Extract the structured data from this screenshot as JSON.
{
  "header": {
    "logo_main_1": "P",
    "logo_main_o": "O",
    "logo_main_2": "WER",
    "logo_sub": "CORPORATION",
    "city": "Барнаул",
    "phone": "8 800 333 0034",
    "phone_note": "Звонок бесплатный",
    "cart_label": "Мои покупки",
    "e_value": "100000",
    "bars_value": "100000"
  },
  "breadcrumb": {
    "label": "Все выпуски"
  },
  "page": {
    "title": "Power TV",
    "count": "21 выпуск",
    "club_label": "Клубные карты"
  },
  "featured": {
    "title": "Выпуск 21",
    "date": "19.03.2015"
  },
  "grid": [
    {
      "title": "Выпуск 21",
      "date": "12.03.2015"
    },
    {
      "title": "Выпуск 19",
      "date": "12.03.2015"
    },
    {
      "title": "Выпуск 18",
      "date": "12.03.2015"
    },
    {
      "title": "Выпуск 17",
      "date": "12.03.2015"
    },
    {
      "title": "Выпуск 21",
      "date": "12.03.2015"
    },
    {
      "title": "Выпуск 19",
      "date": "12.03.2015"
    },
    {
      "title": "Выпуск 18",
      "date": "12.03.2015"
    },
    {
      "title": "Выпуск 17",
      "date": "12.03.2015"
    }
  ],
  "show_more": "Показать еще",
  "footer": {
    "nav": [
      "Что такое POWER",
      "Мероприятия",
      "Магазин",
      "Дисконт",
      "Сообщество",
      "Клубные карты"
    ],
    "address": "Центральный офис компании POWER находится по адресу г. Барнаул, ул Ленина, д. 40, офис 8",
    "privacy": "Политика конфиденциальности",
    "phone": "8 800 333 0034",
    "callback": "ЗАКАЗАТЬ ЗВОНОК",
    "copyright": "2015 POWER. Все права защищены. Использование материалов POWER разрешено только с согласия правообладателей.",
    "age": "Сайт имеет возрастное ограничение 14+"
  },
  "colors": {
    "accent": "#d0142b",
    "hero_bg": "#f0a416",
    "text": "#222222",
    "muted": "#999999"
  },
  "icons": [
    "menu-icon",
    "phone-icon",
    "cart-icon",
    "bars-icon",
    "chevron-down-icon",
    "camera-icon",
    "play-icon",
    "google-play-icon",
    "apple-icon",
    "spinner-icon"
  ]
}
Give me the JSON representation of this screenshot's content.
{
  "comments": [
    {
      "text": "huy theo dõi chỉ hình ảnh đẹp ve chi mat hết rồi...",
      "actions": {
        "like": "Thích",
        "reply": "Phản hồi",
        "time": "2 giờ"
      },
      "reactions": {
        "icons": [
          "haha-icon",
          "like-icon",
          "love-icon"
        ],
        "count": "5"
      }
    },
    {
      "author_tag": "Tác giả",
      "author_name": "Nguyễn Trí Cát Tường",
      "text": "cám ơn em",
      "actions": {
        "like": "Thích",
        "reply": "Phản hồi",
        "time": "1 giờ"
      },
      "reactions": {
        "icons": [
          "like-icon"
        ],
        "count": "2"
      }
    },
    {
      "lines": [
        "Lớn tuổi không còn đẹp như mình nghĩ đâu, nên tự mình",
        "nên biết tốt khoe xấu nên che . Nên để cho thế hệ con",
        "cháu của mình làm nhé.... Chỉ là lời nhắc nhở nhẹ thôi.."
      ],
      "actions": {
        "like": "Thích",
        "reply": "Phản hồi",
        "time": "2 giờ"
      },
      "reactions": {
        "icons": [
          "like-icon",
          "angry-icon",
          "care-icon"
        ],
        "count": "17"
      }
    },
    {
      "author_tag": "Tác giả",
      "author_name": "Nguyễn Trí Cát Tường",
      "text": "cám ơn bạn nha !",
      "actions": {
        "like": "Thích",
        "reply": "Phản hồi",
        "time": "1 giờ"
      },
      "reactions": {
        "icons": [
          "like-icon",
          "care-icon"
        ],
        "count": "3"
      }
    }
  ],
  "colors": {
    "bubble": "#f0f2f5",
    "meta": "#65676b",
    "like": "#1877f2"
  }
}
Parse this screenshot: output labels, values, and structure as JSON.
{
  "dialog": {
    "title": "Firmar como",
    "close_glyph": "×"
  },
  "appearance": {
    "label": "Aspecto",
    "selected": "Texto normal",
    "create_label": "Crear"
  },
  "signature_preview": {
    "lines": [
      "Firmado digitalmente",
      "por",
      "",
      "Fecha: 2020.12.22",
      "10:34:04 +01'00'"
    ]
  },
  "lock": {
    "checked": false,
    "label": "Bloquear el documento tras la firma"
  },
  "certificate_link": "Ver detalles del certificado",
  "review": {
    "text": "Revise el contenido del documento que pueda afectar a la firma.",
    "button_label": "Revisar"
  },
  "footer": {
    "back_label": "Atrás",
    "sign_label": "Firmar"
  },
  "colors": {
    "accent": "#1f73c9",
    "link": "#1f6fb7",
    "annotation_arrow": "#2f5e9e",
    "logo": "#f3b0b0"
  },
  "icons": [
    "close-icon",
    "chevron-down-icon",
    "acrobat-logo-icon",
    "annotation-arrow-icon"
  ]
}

****************************************

#### Aim of the exercise:
Keep only those lines of the records that hold "count", and return them.

#### Full output:
    "count": "21 выпуск",
        "count": "5"
        "count": "2"
        "count": "17"
        "count": "3"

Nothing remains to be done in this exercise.